Ваше задание: Перепечатайте дословно строки записей, начиная со строки, в которой есть «Patent image size: (880, 539).», и заканчивая строкой, в которой есть «The floor bar 11 is at (96, 267).», включительно.

Исходные данные:
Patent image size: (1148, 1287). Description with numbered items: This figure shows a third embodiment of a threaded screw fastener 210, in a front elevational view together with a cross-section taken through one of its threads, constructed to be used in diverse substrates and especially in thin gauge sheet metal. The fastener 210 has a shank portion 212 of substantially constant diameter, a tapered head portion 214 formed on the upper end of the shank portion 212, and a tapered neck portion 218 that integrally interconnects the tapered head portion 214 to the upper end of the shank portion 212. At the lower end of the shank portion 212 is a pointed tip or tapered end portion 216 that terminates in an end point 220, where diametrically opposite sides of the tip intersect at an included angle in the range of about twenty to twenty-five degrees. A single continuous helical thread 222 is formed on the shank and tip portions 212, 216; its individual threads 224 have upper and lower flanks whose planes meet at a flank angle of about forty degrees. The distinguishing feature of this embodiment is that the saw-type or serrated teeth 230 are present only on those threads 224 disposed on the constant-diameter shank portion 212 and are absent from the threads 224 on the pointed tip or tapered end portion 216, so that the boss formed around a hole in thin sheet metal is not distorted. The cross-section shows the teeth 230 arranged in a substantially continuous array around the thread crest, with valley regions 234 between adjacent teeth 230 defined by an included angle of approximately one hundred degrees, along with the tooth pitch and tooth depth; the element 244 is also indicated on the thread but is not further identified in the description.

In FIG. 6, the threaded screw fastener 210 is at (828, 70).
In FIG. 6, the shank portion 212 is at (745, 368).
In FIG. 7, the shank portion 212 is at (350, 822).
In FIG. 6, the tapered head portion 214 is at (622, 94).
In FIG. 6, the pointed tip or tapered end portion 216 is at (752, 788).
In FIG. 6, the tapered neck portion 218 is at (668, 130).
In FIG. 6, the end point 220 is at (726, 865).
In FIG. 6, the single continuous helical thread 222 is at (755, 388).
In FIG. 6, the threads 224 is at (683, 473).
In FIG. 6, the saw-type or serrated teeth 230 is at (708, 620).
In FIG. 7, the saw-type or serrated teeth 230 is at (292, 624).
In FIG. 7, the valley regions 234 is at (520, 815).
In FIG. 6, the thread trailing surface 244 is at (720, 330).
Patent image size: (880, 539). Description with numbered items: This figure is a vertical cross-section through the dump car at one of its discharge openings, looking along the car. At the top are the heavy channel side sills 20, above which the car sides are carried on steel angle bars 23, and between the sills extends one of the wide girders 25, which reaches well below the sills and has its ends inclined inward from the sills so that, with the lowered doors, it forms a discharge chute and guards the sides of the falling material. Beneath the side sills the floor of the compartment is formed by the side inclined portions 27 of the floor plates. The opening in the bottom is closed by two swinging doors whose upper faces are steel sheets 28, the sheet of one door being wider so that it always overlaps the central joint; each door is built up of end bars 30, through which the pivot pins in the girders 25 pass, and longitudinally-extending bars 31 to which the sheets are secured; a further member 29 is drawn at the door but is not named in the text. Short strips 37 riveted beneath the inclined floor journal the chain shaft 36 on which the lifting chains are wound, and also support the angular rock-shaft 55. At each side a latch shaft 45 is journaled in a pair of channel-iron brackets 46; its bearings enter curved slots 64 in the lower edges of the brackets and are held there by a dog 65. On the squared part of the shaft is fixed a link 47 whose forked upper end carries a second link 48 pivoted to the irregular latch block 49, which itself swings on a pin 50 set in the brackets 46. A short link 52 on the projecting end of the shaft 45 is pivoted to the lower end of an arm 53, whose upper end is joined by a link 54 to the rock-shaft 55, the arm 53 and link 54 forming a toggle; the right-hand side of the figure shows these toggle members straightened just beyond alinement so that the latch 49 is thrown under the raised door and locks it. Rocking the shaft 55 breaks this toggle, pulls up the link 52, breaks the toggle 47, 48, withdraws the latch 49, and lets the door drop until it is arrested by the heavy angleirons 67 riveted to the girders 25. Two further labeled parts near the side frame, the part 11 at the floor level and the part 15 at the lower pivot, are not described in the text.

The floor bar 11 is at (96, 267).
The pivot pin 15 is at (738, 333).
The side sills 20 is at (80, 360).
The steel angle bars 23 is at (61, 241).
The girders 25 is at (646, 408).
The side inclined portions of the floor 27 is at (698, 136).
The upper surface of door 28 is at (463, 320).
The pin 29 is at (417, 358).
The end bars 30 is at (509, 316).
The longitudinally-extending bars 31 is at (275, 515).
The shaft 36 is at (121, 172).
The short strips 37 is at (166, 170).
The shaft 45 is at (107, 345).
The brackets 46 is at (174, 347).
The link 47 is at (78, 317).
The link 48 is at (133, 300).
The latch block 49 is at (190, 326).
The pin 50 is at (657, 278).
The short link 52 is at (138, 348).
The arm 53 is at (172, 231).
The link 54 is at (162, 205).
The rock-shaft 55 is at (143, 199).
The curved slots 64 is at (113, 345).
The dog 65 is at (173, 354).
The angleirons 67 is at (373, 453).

Результат задания:
Patent image size: (880, 539). Description with numbered items: This figure is a vertical cross-section through the dump car at one of its discharge openings, looking along the car. At the top are the heavy channel side sills 20, above which the car sides are carried on steel angle bars 23, and between the sills extends one of the wide girders 25, which reaches well below the sills and has its ends inclined inward from the sills so that, with the lowered doors, it forms a discharge chute and guards the sides of the falling material. Beneath the side sills the floor of the compartment is formed by the side inclined portions 27 of the floor plates. The opening in the bottom is closed by two swinging doors whose upper faces are steel sheets 28, the sheet of one door being wider so that it always overlaps the central joint; each door is built up of end bars 30, through which the pivot pins in the girders 25 pass, and longitudinally-extending bars 31 to which the sheets are secured; a further member 29 is drawn at the door but is not named in the text. Short strips 37 riveted beneath the inclined floor journal the chain shaft 36 on which the lifting chains are wound, and also support the angular rock-shaft 55. At each side a latch shaft 45 is journaled in a pair of channel-iron brackets 46; its bearings enter curved slots 64 in the lower edges of the brackets and are held there by a dog 65. On the squared part of the shaft is fixed a link 47 whose forked upper end carries a second link 48 pivoted to the irregular latch block 49, which itself swings on a pin 50 set in the brackets 46. A short link 52 on the projecting end of the shaft 45 is pivoted to the lower end of an arm 53, whose upper end is joined by a link 54 to the rock-shaft 55, the arm 53 and link 54 forming a toggle; the right-hand side of the figure shows these toggle members straightened just beyond alinement so that the latch 49 is thrown under the raised door and locks it. Rocking the shaft 55 breaks this toggle, pulls up the link 52, breaks the toggle 47, 48, withdraws the latch 49, and lets the door drop until it is arrested by the heavy angleirons 67 riveted to the girders 25. Two further labeled parts near the side frame, the part 11 at the floor level and the part 15 at the lower pivot, are not described in the text.

The floor bar 11 is at (96, 267).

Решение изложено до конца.